[Stored entries]
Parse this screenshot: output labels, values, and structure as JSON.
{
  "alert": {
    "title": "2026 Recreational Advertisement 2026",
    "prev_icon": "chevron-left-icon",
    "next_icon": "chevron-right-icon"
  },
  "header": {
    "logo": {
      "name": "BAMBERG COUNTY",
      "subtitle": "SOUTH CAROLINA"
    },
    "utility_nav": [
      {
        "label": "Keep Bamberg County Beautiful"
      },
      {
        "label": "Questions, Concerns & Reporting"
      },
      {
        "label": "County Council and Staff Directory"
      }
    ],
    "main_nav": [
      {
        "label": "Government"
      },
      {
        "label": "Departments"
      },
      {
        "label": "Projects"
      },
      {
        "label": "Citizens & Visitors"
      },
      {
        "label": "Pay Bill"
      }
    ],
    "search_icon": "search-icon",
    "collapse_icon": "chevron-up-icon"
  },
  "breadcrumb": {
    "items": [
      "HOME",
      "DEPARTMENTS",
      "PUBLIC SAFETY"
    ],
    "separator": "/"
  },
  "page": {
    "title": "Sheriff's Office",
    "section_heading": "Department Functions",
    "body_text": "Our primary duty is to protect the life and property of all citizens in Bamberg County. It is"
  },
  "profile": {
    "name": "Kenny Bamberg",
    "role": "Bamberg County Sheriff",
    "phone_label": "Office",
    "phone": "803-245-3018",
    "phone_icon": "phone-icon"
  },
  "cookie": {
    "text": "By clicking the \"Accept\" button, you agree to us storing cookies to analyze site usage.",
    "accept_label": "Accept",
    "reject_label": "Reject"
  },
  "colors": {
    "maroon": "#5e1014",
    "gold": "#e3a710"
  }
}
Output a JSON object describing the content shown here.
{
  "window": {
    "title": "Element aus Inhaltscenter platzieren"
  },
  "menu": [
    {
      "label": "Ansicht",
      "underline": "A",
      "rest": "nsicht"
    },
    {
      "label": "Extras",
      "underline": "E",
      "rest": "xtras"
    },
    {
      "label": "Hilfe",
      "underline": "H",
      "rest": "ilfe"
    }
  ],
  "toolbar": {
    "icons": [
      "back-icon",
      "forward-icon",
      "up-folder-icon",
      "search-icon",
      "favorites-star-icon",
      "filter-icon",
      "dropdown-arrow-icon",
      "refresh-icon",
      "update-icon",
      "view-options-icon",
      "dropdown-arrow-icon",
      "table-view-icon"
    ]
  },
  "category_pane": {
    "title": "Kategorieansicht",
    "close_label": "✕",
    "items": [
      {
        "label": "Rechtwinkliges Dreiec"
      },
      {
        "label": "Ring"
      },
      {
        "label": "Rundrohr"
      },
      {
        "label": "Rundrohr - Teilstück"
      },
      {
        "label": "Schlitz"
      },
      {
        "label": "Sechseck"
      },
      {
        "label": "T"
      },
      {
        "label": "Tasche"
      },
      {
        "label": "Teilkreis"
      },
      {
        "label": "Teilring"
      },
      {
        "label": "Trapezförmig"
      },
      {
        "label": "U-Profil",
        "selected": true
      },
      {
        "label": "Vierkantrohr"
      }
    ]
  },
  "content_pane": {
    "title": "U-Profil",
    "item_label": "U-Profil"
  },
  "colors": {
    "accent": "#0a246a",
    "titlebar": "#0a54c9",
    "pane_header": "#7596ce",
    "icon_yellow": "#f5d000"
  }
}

* _Directions for this task_: Find the word "search" and list each line it appears in.

* _Answer for this exercise_:
    "search_icon": "search-icon",
      "search-icon",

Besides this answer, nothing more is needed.